··· SUPPLIED MATERIAL ···

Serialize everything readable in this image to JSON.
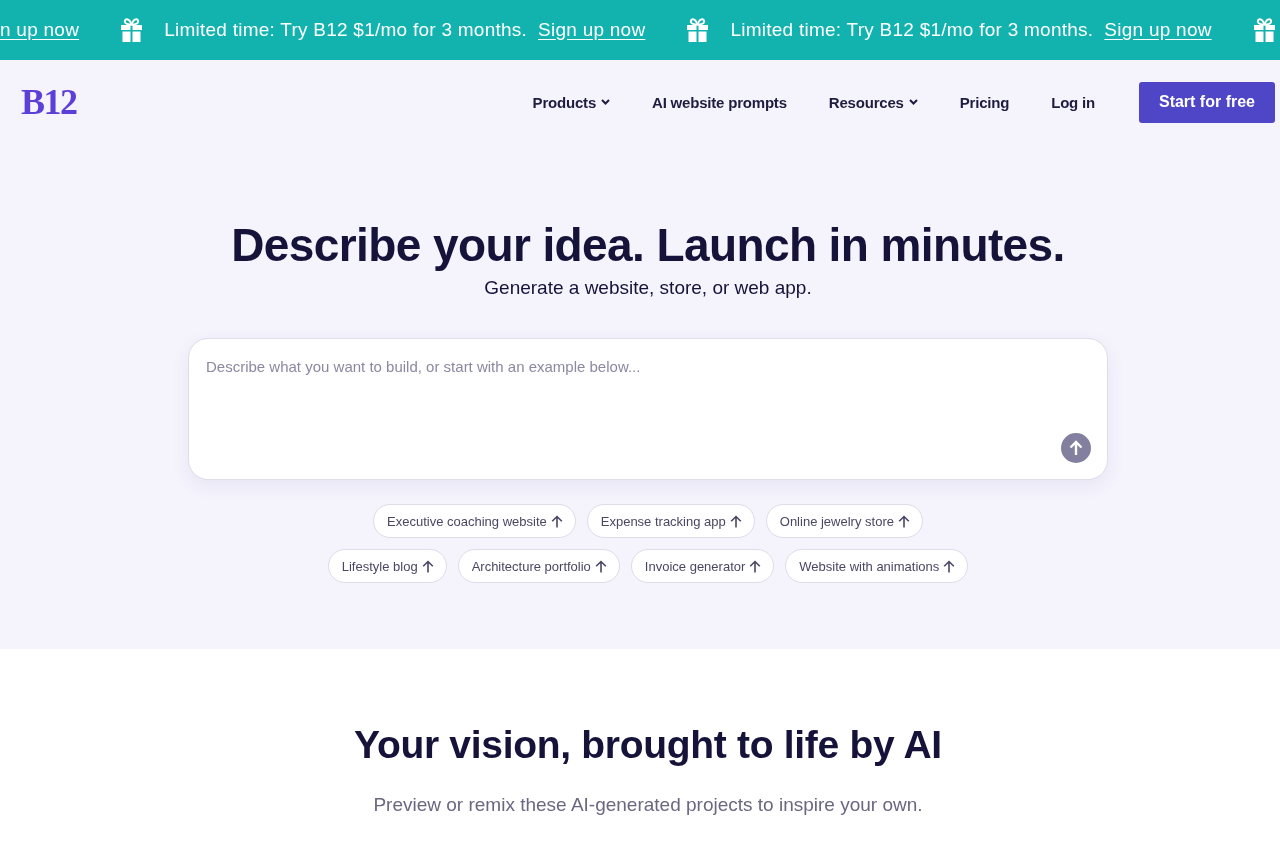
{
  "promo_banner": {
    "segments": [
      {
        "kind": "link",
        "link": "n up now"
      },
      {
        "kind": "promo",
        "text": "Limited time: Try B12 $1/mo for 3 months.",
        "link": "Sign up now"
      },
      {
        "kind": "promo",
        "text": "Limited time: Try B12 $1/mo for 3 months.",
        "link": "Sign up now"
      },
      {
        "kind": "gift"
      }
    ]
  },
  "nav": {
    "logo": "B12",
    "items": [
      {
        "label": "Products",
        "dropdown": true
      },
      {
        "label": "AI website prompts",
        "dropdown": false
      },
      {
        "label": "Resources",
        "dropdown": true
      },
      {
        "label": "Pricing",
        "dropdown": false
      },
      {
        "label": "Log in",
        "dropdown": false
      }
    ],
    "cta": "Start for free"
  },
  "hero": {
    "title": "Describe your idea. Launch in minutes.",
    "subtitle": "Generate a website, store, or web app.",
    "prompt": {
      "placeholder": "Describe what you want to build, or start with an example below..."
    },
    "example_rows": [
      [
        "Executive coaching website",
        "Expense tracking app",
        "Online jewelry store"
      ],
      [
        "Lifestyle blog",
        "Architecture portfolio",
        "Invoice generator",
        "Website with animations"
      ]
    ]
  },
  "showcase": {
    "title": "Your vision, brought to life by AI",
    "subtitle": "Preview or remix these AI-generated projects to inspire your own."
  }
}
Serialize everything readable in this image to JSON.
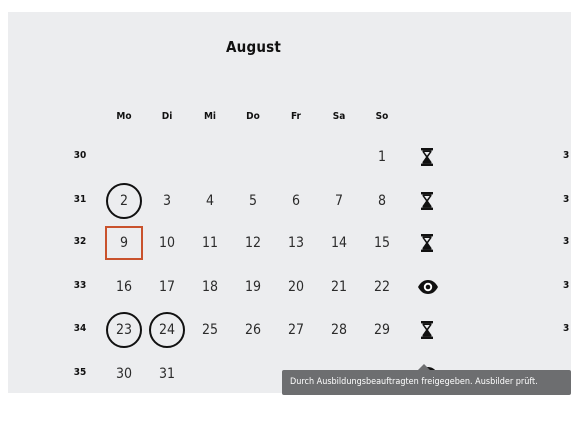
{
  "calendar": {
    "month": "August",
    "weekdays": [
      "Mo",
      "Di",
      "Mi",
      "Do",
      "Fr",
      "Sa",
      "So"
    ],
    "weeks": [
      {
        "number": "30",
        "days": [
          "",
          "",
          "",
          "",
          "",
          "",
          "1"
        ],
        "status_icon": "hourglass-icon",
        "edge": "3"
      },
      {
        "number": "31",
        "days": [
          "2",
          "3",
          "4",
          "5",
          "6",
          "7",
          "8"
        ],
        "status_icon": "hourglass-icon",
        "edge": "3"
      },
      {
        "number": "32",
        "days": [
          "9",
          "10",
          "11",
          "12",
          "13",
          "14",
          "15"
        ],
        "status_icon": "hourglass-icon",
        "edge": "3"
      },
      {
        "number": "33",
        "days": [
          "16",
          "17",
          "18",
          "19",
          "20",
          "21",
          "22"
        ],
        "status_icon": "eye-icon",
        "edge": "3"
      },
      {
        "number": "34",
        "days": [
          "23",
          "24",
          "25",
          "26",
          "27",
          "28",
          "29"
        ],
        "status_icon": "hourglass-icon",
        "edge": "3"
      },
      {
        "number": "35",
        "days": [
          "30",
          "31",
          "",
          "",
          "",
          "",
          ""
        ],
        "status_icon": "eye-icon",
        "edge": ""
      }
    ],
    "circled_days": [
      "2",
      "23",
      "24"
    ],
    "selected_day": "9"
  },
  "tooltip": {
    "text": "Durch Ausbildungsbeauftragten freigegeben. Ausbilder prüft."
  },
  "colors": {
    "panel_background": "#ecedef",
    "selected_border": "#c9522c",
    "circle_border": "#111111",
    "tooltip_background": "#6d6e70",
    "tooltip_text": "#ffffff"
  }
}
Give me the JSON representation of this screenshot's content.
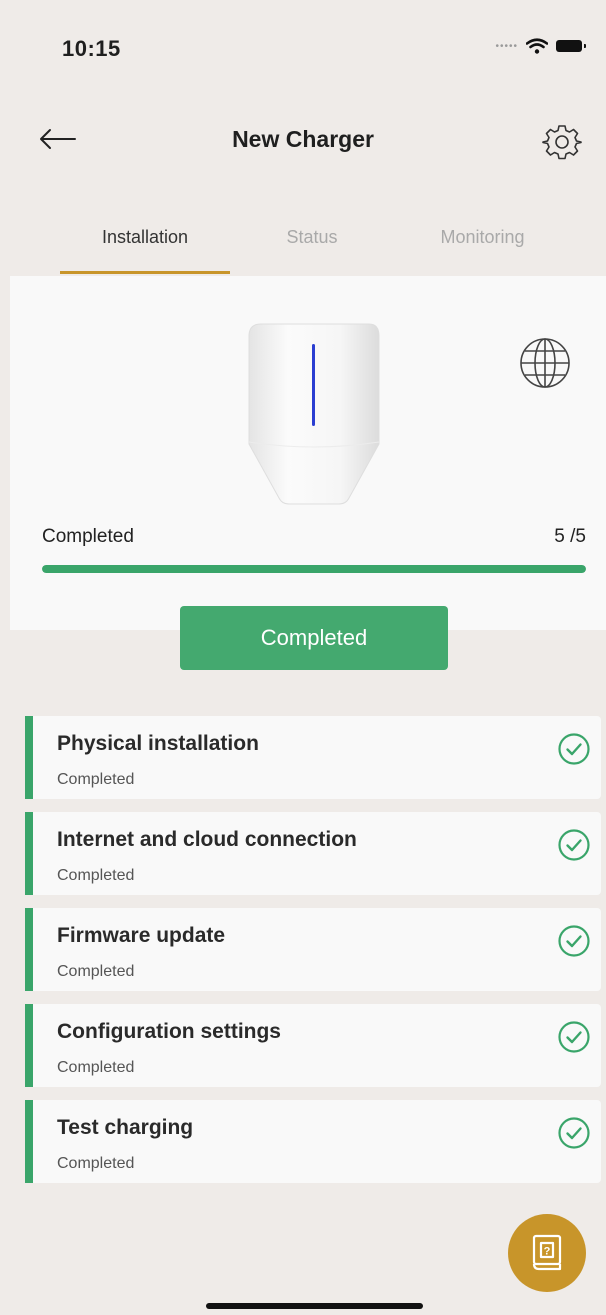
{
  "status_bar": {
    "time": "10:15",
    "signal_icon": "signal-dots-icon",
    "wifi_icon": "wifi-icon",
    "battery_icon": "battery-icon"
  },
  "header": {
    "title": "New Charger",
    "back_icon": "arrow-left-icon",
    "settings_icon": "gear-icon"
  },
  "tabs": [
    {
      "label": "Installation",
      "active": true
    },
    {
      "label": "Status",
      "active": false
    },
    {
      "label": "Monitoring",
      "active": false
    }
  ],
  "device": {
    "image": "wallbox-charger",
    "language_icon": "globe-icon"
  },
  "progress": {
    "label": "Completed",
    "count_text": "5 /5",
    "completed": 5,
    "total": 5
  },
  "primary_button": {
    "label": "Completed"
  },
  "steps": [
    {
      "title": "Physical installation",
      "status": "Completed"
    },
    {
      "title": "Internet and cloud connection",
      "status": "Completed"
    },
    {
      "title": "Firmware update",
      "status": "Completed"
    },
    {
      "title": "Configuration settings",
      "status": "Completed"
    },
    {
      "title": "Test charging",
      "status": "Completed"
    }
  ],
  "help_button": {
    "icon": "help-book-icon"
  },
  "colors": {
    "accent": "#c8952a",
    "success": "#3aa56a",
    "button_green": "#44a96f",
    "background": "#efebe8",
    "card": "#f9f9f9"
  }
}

···

**STATED EXERCISE**
From the listing above, copy out each line where the word "Describe" appears.

**THE REPLY**
    "title": "Describe your idea. Launch in minutes.",
      "placeholder": "Describe what you want to build, or start with an example below..."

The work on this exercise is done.